=== INPUT ROWS ===
* Start *

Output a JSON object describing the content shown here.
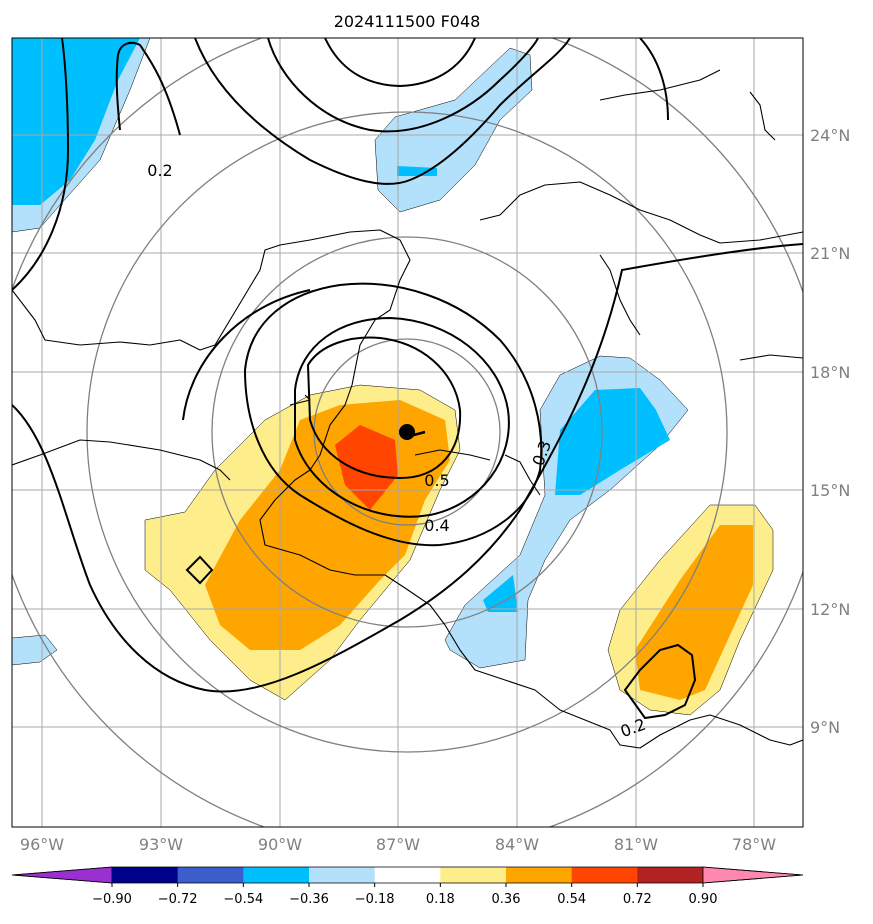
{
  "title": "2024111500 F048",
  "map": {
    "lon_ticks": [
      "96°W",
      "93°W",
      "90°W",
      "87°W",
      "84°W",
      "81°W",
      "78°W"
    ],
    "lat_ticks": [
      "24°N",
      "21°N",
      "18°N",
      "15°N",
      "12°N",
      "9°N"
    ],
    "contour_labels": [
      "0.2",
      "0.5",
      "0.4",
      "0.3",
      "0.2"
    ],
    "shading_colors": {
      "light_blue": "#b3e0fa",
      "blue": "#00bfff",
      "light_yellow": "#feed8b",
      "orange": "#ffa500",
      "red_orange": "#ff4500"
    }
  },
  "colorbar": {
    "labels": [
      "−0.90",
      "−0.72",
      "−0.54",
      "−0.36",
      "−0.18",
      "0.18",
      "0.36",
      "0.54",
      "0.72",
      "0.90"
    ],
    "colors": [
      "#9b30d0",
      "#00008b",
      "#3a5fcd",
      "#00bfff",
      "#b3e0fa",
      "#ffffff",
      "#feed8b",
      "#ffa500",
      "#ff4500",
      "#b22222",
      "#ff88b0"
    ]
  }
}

* End *

Above are records to transcribe exactly; leave their pictures out.

=== ANSWER TO THIS PROBLEM ===
Output a JSON object describing the content shown here.
{
  "title": "2024111500 F048",
  "map": {
    "lon_ticks": [
      "96°W",
      "93°W",
      "90°W",
      "87°W",
      "84°W",
      "81°W",
      "78°W"
    ],
    "lat_ticks": [
      "24°N",
      "21°N",
      "18°N",
      "15°N",
      "12°N",
      "9°N"
    ],
    "contour_labels": [
      "0.2",
      "0.5",
      "0.4",
      "0.3",
      "0.2"
    ],
    "shading_colors": {
      "light_blue": "#b3e0fa",
      "blue": "#00bfff",
      "light_yellow": "#feed8b",
      "orange": "#ffa500",
      "red_orange": "#ff4500"
    }
  },
  "colorbar": {
    "labels": [
      "−0.90",
      "−0.72",
      "−0.54",
      "−0.36",
      "−0.18",
      "0.18",
      "0.36",
      "0.54",
      "0.72",
      "0.90"
    ],
    "colors": [
      "#9b30d0",
      "#00008b",
      "#3a5fcd",
      "#00bfff",
      "#b3e0fa",
      "#ffffff",
      "#feed8b",
      "#ffa500",
      "#ff4500",
      "#b22222",
      "#ff88b0"
    ]
  }
}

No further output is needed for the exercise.